### Set task
Count up the lines in the following listing that hold the word "pouces", then give only that count.

### Data supplied
= = =

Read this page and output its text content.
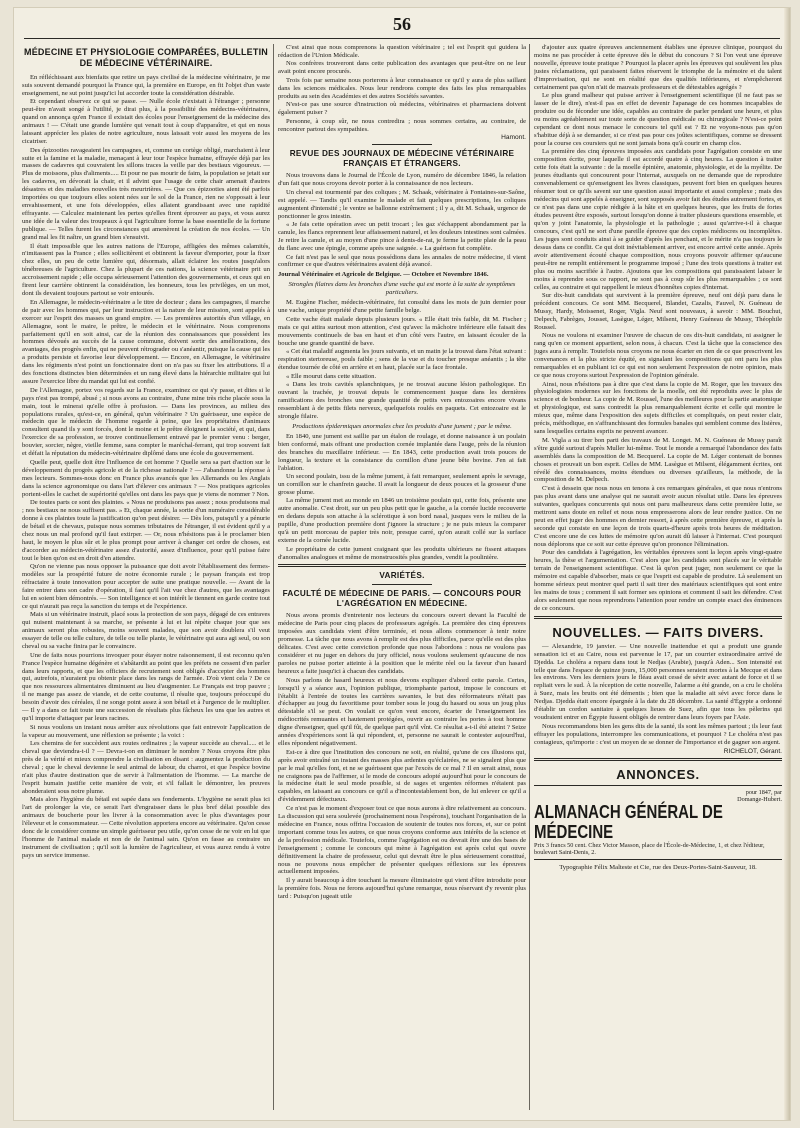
56
MÉDECINE ET PHYSIOLOGIE COMPARÉES, BULLETIN DE MÉDECINE VÉTÉRINAIRE.

En réfléchissant aux bienfaits que retire un pays civilisé de la médecine vétérinaire, je me suis souvent demandé pourquoi la France qui, la première en Europe, en fit l'objet d'un vaste enseignement, ne sut point jusqu'ici lui accorder toute la considération désirable.

Et cependant observez ce qui se passe. — Nulle école n'existait à l'étranger ; personne peut-être n'avait songé à l'utilité, je dirai plus, à la possibilité des médecins-vétérinaires, quand on annonça qu'en France il existait des écoles pour l'enseignement de la médecine des animaux ! — C'était une grande lumière qui venait tout à coup d'apparaître, et qui en nous laissant apprécier les plaies de notre agriculture, nous laissait voir aussi les moyens de les cicatriser.

Des épizooties ravageaient les campagnes, et, comme un cortège obligé, marchaient à leur suite et la famine et la maladie, menaçant à leur tour l'espèce humaine, effrayée déjà par les masses de cadavres qui couvraient les sillons traces la veille par des bestiaux vigoureux. — Plus de moissons, plus d'aliments..... Et pour ne pas mourir de faim, la population se jetait sur les cadavres, en dévorait la chair, et il advint que l'usage de cette chair amenait d'autres désastres et des maladies nouvelles très meurtrières. — Que ces épizooties aient été parfois importées ou que toujours elles soient nées sur le sol de la France, rien ne s'opposait à leur envahissement, et une fois développées, elles allaient grandissant avec une rapidité effrayante. — Calculez maintenant les pertes qu'elles firent éprouver au pays, et vous aurez une idée de la valeur des troupeaux à qui l'agriculture forme la base essentielle de la fortune publique. — Telles furent les circonstances qui amenèrent la création de nos écoles. — Un grand mal les fit naître, un grand bien s'ensuivit.

Il était impossible que les autres nations de l'Europe, affligées des mêmes calamités, n'imitassent pas la France ; elles sollicitèrent et obtinrent la faveur d'emporter, pour la fixer chez elles, un peu de cette lumière qui, désormais, allait éclairer les routes jusqu'alors ténébreuses de l'agriculture. Chez la plupart de ces nations, la science vétérinaire prit un accroissement rapide ; elle occupa sérieusement l'attention des gouvernements, et ceux qui en firent leur carrière obtinrent la considération, les honneurs, tous les privilèges, en un mot, dont ils devaient toujours partout se voir entourés.

En Allemagne, le médecin-vétérinaire a le titre de docteur ; dans les campagnes, il marche de pair avec les hommes qui, par leur instruction et la nature de leur mission, sont appelés à exercer sur l'esprit des masses un grand empire. — Les premières autorités d'un village, en Allemagne, sont le maire, le prêtre, le médecin et le vétérinaire. Nous comprenons parfaitement qu'il en soit ainsi, car de la réunion des connaissances que possèdent les hommes dévoués au succès de la cause commune, doivent sortir des améliorations, des avantages, des progrès enfin, qui ne peuvent rétrograder ou s'anéantir, puisque la cause qui les a produits persiste et favorise leur développement. — Encore, en Allemagne, le vétérinaire dans les régiments n'est point un fonctionnaire dont on n'a pas su fixer les attributions. Il a des fonctions distinctes bien déterminées et un rang élevé dans la hiérarchie militaire qui lui assure l'exercice libre du mandat qui lui est confié.

De l'Allemagne, portez vos regards sur la France, examinez ce qui s'y passe, et dites si le pays n'est pas trompé, abusé ; si nous avons au contraire, d'une mine très riche placée sous la main, tout le minerai qu'elle offre à profusion. — Dans les provinces, au milieu des populations rurales, qu'est-ce, en général, qu'un vétérinaire ? Un guérisseur, une espèce de médecin que le médecin de l'homme regarde à peine, que les propriétaires d'animaux consultent quand ils y sont forcés, dont le moine et le prêtre éloignent la société, et qui, dans l'exercice de sa profession, se trouve continuellement entravé par le premier venu : berger, bouvier, sorcier, nègre, vieille femme, sans compter le maréchal-ferrant, qui trop souvent fait et défait la réputation du médecin-vétérinaire diplômé dans une école du gouvernement.

Quelle peut, quelle doit être l'influence de cet homme ? Quelle sera sa part d'action sur le développement du progrès agricole et de la richesse nationale ? — J'abandonne la réponse à mes lecteurs. Sommes-nous donc en France plus avancés que les Allemands ou les Anglais dans la science agronomique ou dans l'art d'élever ces animaux ? — Nos pratiques agricoles portent-elles le cachet de supériorité qu'elles ont dans les pays que je viens de nommer ? Non.

De toutes parts ce sont des plaintes. « Nous ne produisons pas assez ; nous produisons mal ; nos bestiaux ne nous suffisent pas. » Et, chaque année, la sortie d'un numéraire considérable donne à ces plaintes toute la justification qu'on peut désirer. — Dès lors, puisqu'il y a pénurie de bétail et de chevaux, puisque nous sommes tributaires de l'étranger, il est évident qu'il y a chez nous un mal profond qu'il faut extirper. — Or, nous n'hésitons pas à le proclamer bien haut, le moyen le plus sûr et le plus prompt pour arriver à changer cet ordre de choses, est d'accorder au médecin-vétérinaire assez d'autorité, assez d'influence, pour qu'il puisse faire tout le bien qu'on est en droit d'en attendre.

Qu'on ne vienne pas nous opposer la puissance que doit avoir l'établissement des fermes-modèles sur la prospérité future de notre économie rurale ; le paysan français est trop réfractaire à toute innovation pour accepter de suite une pratique nouvelle. — Avant de la faire entrer dans son cadre d'opération, il faut qu'il l'ait vue chez d'autres, que les avantages lui en soient bien démontrés. — Son intelligence et son intérêt le tiennent en garde contre tout ce qui n'aurait pas reçu la sanction du temps et de l'expérience.

Mais si un vétérinaire instruit, placé sous la protection de son pays, dégagé de ces entraves qui nuisent maintenant à sa marche, se présente à lui et lui répète chaque jour que ses animaux seront plus robustes, moins souvent malades, que son avoir doublera s'il veut essayer de telle ou telle culture, de telle ou telle plante, le vétérinaire qui aura agi seul, ou son cheval ou sa vache finira par le convaincre.

Une de faits nous pourrions invoquer pour étayer notre raisonnement, il est reconnu qu'en France l'espèce humaine dégénère et s'abâtardit au point que les préfets ne cessent d'en parler dans leurs rapports, et que les officiers de recrutement sont obligés d'accepter des hommes qui, autrefois, n'auraient pu obtenir place dans les rangs de l'armée. D'où vient cela ? De ce que nos ressources alimentaires diminuent au lieu d'augmenter. Le Français est trop pauvre ; il ne mange pas assez de viande, et de cette coutume, il résulte que, toujours préoccupé du besoin d'avoir des céréales, il ne songe point assez à son bétail et à l'urgence de le multiplier. — Il y a dans ce fait toute une succession de résultats plus fâcheux les uns que les autres et qu'il importe d'attaquer par leurs racines.

Si nous voulons un instant nous arrêter aux révolutions que fait entrevoir l'application de la vapeur au mouvement, une réflexion se présente ; la voici :

Les chemins de fer succèdent aux routes ordinaires ; la vapeur succède au cheval..... et le cheval que deviendra-t-il ? — Devra-t-on en diminuer le nombre ? Nous croyons être plus près de la vérité et mieux comprendre la civilisation en disant : augmentez la production du cheval ; que le cheval devienne le seul animal de labour, du charroi, et que l'espèce bovine n'ait plus d'autre destination que de servir à l'alimentation de l'homme. — La marche de l'esprit humain justifie cette manière de voir, et s'il fallait le démontrer, les preuves abonderaient sous notre plume.

Mais alors l'hygiène du bétail est sapée dans ses fondements. L'hygiène ne serait plus ici l'art de prolonger la vie, ce serait l'art d'engraisser dans le plus bref délai possible des animaux de boucherie pour les livrer à la consommation avec le plus d'avantages pour l'éleveur et le consommateur. — Cette révolution apportera encore au vétérinaire. Qu'on cesse donc de le considérer comme un simple guérisseur peu utile, qu'on cesse de ne voir en lui que l'homme de l'animal malade et non de de l'animal sain. Qu'on en fasse au contraire un instrument de civilisation ; qu'il soit la lumière de l'agriculteur, et vous aurez rendu à votre pays un service immense.

C'est ainsi que nous comprenons la question vétérinaire ; tel est l'esprit qui guidera la rédaction de l'Union Médicale.

Nos confrères trouveront dans cette publication des avantages que peut-être on ne leur avait point encore procurés.

Trois fois par semaine nous porterons à leur connaissance ce qu'il y aura de plus saillant dans les sciences médicales. Nous leur rendrons compte des faits les plus remarquables produits au sein des Académies et des autres Sociétés savantes.

N'est-ce pas une source d'instruction où médecins, vétérinaires et pharmaciens doivent également puiser ?

Personne, à coup sûr, ne nous contredira ; nous sommes certains, au contraire, de rencontrer partout des sympathies.

Hamont.
REVUE DES JOURNAUX DE MÉDECINE VÉTÉRINAIRE FRANÇAIS ET ÉTRANGERS.

Nous trouvons dans le Journal de l'École de Lyon, numéro de décembre 1846, la relation d'un fait que nous croyons devoir porter à la connaissance de nos lecteurs.

Un cheval est tourmenté par des coliques ; M. Schaak, vétérinaire à Fontaines-sur-Saône, est appelé. — Tandis qu'il examine le malade et fait quelques prescriptions, les coliques augmentent d'intensité ; le ventre se ballonne extrêmement ; il y a, dit M. Schaak, urgence de ponctionner le gros intestin.

« Je fais cette opération avec un petit trocart ; les gaz s'échappent abondamment par la canule, les flancs reprennent leur affaissement naturel, et les douleurs intestines sont calmées. Je retire la canule, et au moyen d'une pince à dents-de-rat, je ferme la petite plaie de la peau du flanc avec une épingle, comme après une saignée. » La guérison fut complète.

Ce fait n'est pas le seul que nous possédions dans les annales de notre médecine, il vient confirmer ce que d'autres vétérinaires avaient déjà avancé.

Journal Vétérinaire et Agricole de Belgique. — Octobre et Novembre 1846.
Strongles filaires dans les bronches d'une vache qui est morte à la suite de symptômes particuliers.

M. Eugène Fischer, médecin-vétérinaire, fut consulté dans les mois de juin dernier pour une vache, unique propriété d'une petite famille belge.

Cette vache était malade depuis plusieurs jours. « Elle était très faible, dit M. Fischer ; mais ce qui attira surtout mon attention, c'est qu'avec la mâchoire inférieure elle faisait des mouvements continuels de bas en haut et d'un côté vers l'autre, en laissant écouler de la bouche une grande quantité de bave.

« Cet état maladif augmenta les jours suivants, et un matin je la trouvai dans l'état suivant : respiration stertoreuse, pouls faible ; sens de la vue et du toucher presque anéantis ; la tête étendue tournée de côté en arrière et en haut, placée sur la face frontale.

« Elle mourut dans cette situation.

« Dans les trois cavités splanchniques, je ne trouvai aucune lésion pathologique. En ouvrant la trachée, je trouvai depuis le commencement jusque dans les dernières ramifications des bronches une grande quantité de petits vers entozoaires encore vivans ressemblant à de petits filets nerveux, quelquefois roulés en paquets. Cet entozoaire est le strongle filaire.

Productions épidermiques anormales chez les produits d'une jument ; par le même.

En 1840, une jument est saillie par un étalon de roulage, et donne naissance à un poulain bien conformé, mais offrant une production cornée implantée dans l'auge, près de la réunion des branches du maxillaire inférieur. — En 1843, cette production avait trois pouces de longueur, la texture et la consistance du cornillon d'une jeune bête bovine. J'en ai fait l'ablation.

Un second poulain, issu de la même jument, à fait remarquer, seulement après le sevrage, un cornillon sur le chanfrein gauche. Il avait la longueur de deux pouces et la grosseur d'une grosse plume.

La même jument met au monde en 1846 un troisième poulain qui, cette fois, présente une autre anomalie. C'est droit, sur un peu plus petit que le gauche, a la cornée lucide recouverte en dedans depuis son attache à la sclérotique à son bord nasal, jusques vers le milieu de la pupille, d'une production première dont j'ignore la structure ; je ne puis mieux la comparer qu'à un petit morceau de papier très noir, presque carré, qu'on aurait collé sur la surface externe de la cornée lucide.

Le propriétaire de cette jument craignant que les produits ultérieurs ne fissent attaques d'anomalies analogues et même de monstruosités plus grandes, vendit la poulinière.

VARIÉTÉS.
FACULTÉ DE MÉDECINE DE PARIS. — CONCOURS POUR L'AGRÉGATION EN MÉDECINE.

Nous avons promis d'entretenir nos lecteurs du concours ouvert devant la Faculté de médecine de Paris pour cinq places de professeurs agrégés. La première des cinq épreuves imposées aux candidats vient d'être terminée, et nous allons commencer à tenir notre promesse. La tâche que nous avons à remplir est des plus difficiles, parce qu'elle est des plus délicates. C'est avec cette conviction profonde que nous l'abordons : nous ne voulons pas considérer et nu juger en dehors du jury officiel, nous voulons seulement qu'aucune de nos paroles ne puisse porter atteinte à la position que le mérite réel ou la faveur d'un hasard heureux a faite jusqu'ici à chacun des candidats.

Nous parlons de hasard heureux et nous devons expliquer d'abord cette parole. Certes, lorsqu'il y a séance aux, l'opinion publique, triomphante partout, impose le concours et l'établit à l'entrée de toutes les carrières savantes, le but des réformateurs n'était pas d'échapper au joug du favoritisme pour tomber sous le joug du hasard ou sous un joug plus détestable s'il se peut. On voulait ce qu'on veut encore, écarter de l'enseignement les médiocrités remuantes et hautement protégées, ouvrir au contraire les portes à tout homme digne d'enseigner, quel qu'il fût, de quelque part qu'il vînt. Ce résultat a-t-il été atteint ? Seize années d'expériences sont là qui répondent, et, personne ne saurait le contester aujourd'hui, elles répondent négativement.

Est-ce à dire que l'institution des concours ne soit, en réalité, qu'une de ces illusions qui, après avoir entraîné un instant des masses plus ardentes qu'éclairées, ne se signalent plus que par le mal qu'elles font, et ne se guérissent que par l'excès de ce mal ? Il en serait ainsi, nous ne craignons pas de l'affirmer, si le mode de concours adopté aujourd'hui pour le concours de la médecine était le seul mode possible, si de sages et urgentes réformes n'étaient pas capables, en laissant au concours ce qu'il a d'incontestablement bon, de lui enlever ce qu'il a d'évidemment défectueux.

Ce n'est pas le moment d'exposer tout ce que nous aurons à dire relativement au concours. La discussion qui sera soulevée (prochainement nous l'espérons), touchant l'organisation de la médecine en France, nous offrira l'occasion de soutenir de toutes nos forces, et, sur ce point important comme tous les autres, ce que nous croyons conforme aux intérêts de la science et de la profession médicale. Toutefois, comme l'agrégation est ou devrait être une des bases de l'enseignement ; comme le concours qui mène à l'agrégation est après celui qui ouvre définitivement la chaire de professeur, celui qui devrait être le plus sérieusement constitué, nous ne pouvons nous empêcher de présenter quelques réflexions sur les épreuves actuellement imposées.

Il y aurait beaucoup à dire touchant la mesure éliminatoire qui vient d'être introduite pour la première fois. Nous ne ferons aujourd'hui qu'une remarque, nous réservant d'y revenir plus tard : Puisqu'on jugeait utile

d'ajouter aux quatre épreuves anciennement établies une épreuve clinique, pourquoi du moins ne pas procéder à cette épreuve dès le début du concours ? Si l'on veut une épreuve nouvelle, épreuve toute pratique ? Pourquoi la placer après les épreuves qui soulèvent les plus justes réclamations, qui paraissent faites réservent le triomphe de la mémoire et du talent d'improvisation, qui ne sont en réalité que des qualités inférieures, et n'empêcheront certainement pas qu'on n'ait de mauvais professeurs et de détestables agrégés ?

Le plus grand malheur qui puisse arriver à l'enseignement scientifique (il ne faut pas se lasser de le dire), n'est-il pas en effet de devenir l'apanage de ces hommes incapables de produire ou de féconder une idée, capables au contraire de parler pendant une heure, et plus ou moins agréablement sur toute sorte de question médicale ou chirurgicale ? N'est-ce point cependant ce dont nous menace le concours tel qu'il est ? Et ne voyons-nous pas qu'on s'habitue déjà à se demander, si ce n'est pas pour ces joûtes scientifiques, comme se dressent pour la course ces coursiers qui ne sont jamais bons qu'à courir en champ clos.

La première des cinq épreuves imposées aux candidats pour l'agrégation consiste en une composition écrite, pour laquelle il est accordé quatre à cinq heures. La question à traiter cette fois était la suivante : de la moelle épinière, anatomie, physiologie, et de la myélite. De jeunes étudiants qui concourent pour l'internat, auxquels on ne demande que de reproduire convenablement ce qu'enseignent les livres classiques, peuvent fort bien en quelques heures résumer tout ce qu'ils savent sur une question aussi importante et aussi complexe ; mais des médecins qui sont appelés à enseigner, sont supposés avoir fait des études autrement fortes, et ce n'est pas dans une copie rédigée à la hâte et en quelques heures, que les fruits de fortes études peuvent être exposés, surtout lorsqu'on donne à traiter plusieurs questions ensemble, et qu'on y joint l'anatomie, la physiologie et la pathologie ; aussi qu'arrive-t-il à chaque concours, c'est qu'il ne sort d'une pareille épreuve que des copies médiocres ou incomplètes. Les juges sont conduits ainsi à se guider d'après les penchant, et le mérite n'a pas toujours le dessus dans ce conflit. Ce qui doit inévitablement arriver, est encore arrivé cette année. Après avoir attentivement écouté chaque composition, nous croyons pouvoir affirmer qu'aucune peut-être ne remplit entièrement le programme imposé ; l'une des trois questions à traiter est plus ou moins sacrifiée à l'autre. Ajoutons que les compositions qui paraissaient laisser le moins à reprendre sous ce rapport, ne sont pas à coup sûr les plus remarquables ; ce sont celles, au contraire et qui rappellent le mieux d'honnêtes copies d'internat.

Sur dix-huit candidats qui survivent à la première épreuve, neuf ont déjà paru dans le précédent concours. Ce sont MM. Becquerel, Blandet, Cazalis, Fauvel, N. Guéneau de Mussy, Hardy, Moissenet, Roger, Vigla. Neuf sont nouveaux, à savoir : MM. Bouchut, Delpech, Fabrèges, Jousset, Lasègue, Léger, Milsent, Henry Guéneau de Mussy, Théophile Roussel.

Nous ne voulons ni examiner l'œuvre de chacun de ces dix-huit candidats, ni assigner le rang qu'en ce moment appartient, selon nous, à chacun. C'est la tâche que la conscience des juges aura à remplir. Toutefois nous croyons ne nous écarter en rien de ce que prescrivent les convenances et la plus stricte équité, en signalant les compositions qui ont paru les plus remarquables et en publiant ici ce qui est non seulement l'expression de notre opinion, mais ce que nous croyons surtout l'expression de l'opinion générale.

Ainsi, nous n'hésitons pas à dire que c'est dans la copie de M. Roger, que les travaux des physiologistes modernes sur les fonctions de la moelle, ont été reproduits avec le plus de science et de bonheur. La copie de M. Roussel, l'une des meilleures pour la partie anatomique et physiologique, est sans contredit la plus remarquablement écrite et celle qui montre le mieux que, même dans l'exposition des sujets difficiles et compliqués, on peut rester clair, précis, méthodique, en s'affranchissant des formules banales qui semblent comme des lisières, sans lesquelles certains esprits ne peuvent avancer.

M. Vigla a su tirer bon parti des travaux de M. Longet. M. N. Guéneau de Mussy paraît s'être guidé surtout d'après Muller lui-même. Tout le monde a remarqué l'abondance des faits assemblés dans la composition de M. Becquerel. La copie de M. Léger contenait de bonnes choses et prouvait un bon esprit. Celles de MM. Lasègue et Milsent, élégamment écrites, ont révélé des connaissances, moins étendues ou diverses qu'ailleurs, la méthode, de la composition de M. Delpech.

C'est à dessein que nous nous en tenons à ces remarques générales, et que nous n'entrons pas plus avant dans une analyse qui ne saurait avoir aucun résultat utile. Dans les épreuves suivantes, quelques concurrents qui nous ont paru malheureux dans cette première lutte, se mettront sans doute en relief et nous nous empresserons alors de leur rendre justice. On ne peut en effet juger des hommes en dernier ressort, à après cette première épreuve, et après la seconde qui consiste en une leçon de trois quarts-d'heure après trois heures de méditation. C'est encore une de ces luttes de mémoire qu'on aurait dû laisser à l'internat. C'est pourquoi nous déplorons que ce soit sur cette épreuve qu'on prononce l'élimination.

Pour des candidats à l'agrégation, les véritables épreuves sont la leçon après vingt-quatre heures, la thèse et l'argumentation. C'est alors que les candidats sont placés sur le véritable terrain de l'enseignement scientifique. C'est là qu'on peut juger, non seulement ce que la mémoire est capable d'absorber, mais ce que l'esprit est capable de produire. Là seulement un homme sérieux peut montrer quel parti il sait tirer des matériaux scientifiques qui sont entre les mains de tous ; comment il sait former ses opinions et comment il sait les défendre. C'est alors seulement que nous reprendrons l'attention pour rendre un compte exact des éminences de ce concours.

NOUVELLES. — FAITS DIVERS.

— Alexandrie, 19 janvier. — Une nouvelle inattendue et qui a produit une grande sensation ici et au Caire, nous est parvenue le 17, par un courrier extraordinaire arrivé de Djedda. Le choléra a reparu dans tout le Nedjas (Arabie), jusqu'à Aden... Son intensité est telle que dans l'espace de quinze jours, 15,000 personnes seraient mortes à la Mecque et dans les environs. Vers les derniers jours le fléau avait cessé de sévir avec autant de force et il se repliait vers le sud. À la réception de cette nouvelle, l'alarme a été grande, on a cru le choléra à Suez, mais les bruits ont été démentis ; bien que la maladie ait sévi avec force dans le Nedjas. Djedda était encore épargnée à la date du 28 décembre. La santé d'Égypte a ordonné d'établir un cordon sanitaire à quelques lieues de Suez, afin que tous les pèlerins qui voudraient entrer en Égypte fussent obligés de rentrer dans leurs foyers par l'Asie.

Nous recommandons bien les gens dits de la santé, ils sont les mêmes partout ; ils leur faut effrayer les populations, interrompre les communications, et pourquoi ? Le choléra n'est pas contagieux, qu'importe : c'est un moyen de se donner de l'importance et de gagner son argent.

RICHELOT, Gérant.
ANNONCES.
pour 1847, par Domange-Hubert.
ALMANACH GÉNÉRAL DE MÉDECINE
Prix 3 francs 50 cent. Chez Victor Masson, place de l'École-de-Médecine, 1, et chez l'éditeur, boulevart Saint-Denis, 2.
Typographie Félix Malteste et Cie, rue des Deux-Portes-Saint-Sauveur, 18.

= = =

### Solution to the exercise
2